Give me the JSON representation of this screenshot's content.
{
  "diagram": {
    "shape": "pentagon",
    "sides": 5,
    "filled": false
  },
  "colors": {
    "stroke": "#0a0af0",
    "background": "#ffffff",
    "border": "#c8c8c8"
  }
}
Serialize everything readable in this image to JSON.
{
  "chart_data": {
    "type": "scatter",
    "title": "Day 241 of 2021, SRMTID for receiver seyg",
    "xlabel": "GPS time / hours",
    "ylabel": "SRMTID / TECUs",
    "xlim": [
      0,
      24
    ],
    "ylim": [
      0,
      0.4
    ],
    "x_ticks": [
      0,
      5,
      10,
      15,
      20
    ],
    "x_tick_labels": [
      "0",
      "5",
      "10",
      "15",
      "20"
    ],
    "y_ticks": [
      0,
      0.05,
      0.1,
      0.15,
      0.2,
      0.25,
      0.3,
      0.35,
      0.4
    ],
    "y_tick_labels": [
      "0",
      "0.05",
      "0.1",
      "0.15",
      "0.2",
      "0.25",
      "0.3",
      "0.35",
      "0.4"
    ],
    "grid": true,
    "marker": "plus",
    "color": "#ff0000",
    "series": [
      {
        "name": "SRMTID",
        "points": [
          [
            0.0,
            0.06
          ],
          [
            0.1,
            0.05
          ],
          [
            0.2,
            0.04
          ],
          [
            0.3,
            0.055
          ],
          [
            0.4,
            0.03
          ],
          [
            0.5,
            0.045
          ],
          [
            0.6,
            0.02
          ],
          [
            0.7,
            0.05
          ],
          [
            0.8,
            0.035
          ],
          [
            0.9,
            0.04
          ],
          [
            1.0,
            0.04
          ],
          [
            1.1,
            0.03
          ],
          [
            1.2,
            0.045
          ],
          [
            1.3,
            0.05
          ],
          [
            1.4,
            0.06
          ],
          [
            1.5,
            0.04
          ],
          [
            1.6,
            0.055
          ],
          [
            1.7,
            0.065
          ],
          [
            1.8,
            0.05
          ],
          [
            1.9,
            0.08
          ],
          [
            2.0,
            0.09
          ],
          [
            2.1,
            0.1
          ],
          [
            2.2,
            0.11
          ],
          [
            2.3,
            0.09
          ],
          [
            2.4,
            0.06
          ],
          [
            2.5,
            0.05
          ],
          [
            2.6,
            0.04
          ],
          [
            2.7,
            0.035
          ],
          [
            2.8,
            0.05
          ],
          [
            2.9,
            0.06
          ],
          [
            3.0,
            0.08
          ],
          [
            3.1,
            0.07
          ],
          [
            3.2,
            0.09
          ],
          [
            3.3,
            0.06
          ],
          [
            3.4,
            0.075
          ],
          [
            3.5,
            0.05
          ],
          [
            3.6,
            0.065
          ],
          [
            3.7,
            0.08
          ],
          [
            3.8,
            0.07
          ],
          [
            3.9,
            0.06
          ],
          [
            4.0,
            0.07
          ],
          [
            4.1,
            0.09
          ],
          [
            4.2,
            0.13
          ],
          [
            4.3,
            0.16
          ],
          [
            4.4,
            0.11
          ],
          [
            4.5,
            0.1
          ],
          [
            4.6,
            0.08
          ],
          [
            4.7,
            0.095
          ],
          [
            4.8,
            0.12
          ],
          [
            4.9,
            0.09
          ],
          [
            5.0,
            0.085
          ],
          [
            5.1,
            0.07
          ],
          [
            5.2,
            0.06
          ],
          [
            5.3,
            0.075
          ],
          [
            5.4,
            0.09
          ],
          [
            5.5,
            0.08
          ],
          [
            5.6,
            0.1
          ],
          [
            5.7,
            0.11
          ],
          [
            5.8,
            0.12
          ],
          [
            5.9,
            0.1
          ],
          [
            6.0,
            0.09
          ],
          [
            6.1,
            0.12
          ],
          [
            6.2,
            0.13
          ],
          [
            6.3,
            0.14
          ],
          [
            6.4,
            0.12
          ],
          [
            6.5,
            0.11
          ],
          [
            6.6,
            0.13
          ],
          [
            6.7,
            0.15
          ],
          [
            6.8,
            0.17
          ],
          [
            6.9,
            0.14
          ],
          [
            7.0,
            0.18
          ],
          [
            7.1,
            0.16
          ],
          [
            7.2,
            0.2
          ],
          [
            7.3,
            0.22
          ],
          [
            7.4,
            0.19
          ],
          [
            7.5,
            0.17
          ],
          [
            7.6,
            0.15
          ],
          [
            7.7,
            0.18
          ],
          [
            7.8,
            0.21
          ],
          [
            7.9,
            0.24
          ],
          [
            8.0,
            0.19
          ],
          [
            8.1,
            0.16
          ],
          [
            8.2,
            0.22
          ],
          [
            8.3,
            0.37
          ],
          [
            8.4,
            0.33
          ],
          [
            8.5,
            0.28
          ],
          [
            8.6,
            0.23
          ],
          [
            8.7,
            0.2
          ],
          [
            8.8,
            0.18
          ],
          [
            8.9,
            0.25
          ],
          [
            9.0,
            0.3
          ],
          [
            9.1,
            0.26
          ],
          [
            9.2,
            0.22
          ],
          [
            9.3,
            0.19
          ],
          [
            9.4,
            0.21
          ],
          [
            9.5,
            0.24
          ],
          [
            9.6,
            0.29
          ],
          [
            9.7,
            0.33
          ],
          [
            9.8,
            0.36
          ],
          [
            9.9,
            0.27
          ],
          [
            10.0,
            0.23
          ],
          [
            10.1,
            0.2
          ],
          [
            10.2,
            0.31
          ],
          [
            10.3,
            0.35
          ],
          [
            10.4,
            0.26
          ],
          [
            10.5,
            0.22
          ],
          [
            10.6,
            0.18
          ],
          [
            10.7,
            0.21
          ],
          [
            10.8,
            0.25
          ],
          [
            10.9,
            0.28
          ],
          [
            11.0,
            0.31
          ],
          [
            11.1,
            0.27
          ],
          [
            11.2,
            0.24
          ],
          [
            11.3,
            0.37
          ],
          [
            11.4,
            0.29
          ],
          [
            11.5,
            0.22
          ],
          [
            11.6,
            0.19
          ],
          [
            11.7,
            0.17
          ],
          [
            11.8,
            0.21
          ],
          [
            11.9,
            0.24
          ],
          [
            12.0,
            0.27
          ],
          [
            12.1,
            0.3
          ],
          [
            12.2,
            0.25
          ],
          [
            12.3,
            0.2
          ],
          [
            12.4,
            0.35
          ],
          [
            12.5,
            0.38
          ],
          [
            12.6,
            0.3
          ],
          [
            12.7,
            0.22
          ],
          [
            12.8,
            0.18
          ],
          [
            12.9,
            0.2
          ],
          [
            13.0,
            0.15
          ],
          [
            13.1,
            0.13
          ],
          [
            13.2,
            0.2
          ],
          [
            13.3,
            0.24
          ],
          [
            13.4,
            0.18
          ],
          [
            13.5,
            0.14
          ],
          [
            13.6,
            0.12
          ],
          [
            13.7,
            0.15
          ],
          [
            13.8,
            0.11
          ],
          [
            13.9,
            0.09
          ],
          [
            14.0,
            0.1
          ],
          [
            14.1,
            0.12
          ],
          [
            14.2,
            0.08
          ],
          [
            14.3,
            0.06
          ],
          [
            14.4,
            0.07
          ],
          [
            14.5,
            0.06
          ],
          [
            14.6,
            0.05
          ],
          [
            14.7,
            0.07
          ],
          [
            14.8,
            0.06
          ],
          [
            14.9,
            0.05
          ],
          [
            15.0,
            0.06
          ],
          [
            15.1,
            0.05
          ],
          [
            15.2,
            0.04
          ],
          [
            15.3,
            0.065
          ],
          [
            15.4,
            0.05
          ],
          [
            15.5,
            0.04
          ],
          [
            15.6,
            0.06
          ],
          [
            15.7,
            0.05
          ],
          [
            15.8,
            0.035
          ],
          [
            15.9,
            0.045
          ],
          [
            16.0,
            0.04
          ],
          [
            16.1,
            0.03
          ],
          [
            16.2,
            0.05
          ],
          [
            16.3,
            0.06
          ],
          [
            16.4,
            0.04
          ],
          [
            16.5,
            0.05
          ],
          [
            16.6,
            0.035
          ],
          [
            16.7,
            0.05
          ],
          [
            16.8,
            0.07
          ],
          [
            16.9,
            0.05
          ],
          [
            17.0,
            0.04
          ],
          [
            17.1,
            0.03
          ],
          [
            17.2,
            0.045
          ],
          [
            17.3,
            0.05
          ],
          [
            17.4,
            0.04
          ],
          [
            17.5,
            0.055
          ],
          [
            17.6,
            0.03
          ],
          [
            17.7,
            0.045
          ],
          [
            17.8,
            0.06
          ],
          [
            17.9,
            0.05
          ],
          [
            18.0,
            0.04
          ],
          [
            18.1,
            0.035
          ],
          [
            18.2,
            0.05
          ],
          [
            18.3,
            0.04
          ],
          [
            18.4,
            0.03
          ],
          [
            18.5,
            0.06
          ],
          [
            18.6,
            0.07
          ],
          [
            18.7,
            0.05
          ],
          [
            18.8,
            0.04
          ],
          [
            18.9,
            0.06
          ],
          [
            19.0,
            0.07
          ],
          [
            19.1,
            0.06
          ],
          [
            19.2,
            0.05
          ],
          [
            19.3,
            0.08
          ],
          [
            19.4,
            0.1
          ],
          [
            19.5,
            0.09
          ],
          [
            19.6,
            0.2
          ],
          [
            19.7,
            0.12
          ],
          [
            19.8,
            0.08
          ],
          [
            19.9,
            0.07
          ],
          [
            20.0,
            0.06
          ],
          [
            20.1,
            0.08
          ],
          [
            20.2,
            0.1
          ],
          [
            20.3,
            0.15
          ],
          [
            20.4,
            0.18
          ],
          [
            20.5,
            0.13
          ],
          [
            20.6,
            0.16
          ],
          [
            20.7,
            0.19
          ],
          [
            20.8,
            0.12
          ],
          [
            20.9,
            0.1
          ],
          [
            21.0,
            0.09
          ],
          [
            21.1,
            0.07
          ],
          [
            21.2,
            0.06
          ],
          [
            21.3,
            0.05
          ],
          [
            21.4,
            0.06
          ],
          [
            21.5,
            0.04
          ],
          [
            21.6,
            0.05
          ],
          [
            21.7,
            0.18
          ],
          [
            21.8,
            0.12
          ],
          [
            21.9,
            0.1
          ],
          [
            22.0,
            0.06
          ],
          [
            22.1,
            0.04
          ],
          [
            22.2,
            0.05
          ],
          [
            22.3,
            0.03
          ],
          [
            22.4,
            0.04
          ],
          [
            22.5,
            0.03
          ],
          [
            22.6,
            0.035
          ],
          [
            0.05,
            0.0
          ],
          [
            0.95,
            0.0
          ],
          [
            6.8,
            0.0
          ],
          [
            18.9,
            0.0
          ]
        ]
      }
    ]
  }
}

__________

[Goal]
Only the number should be given: how many lines of the data contain the word "this"?

[Result below]
2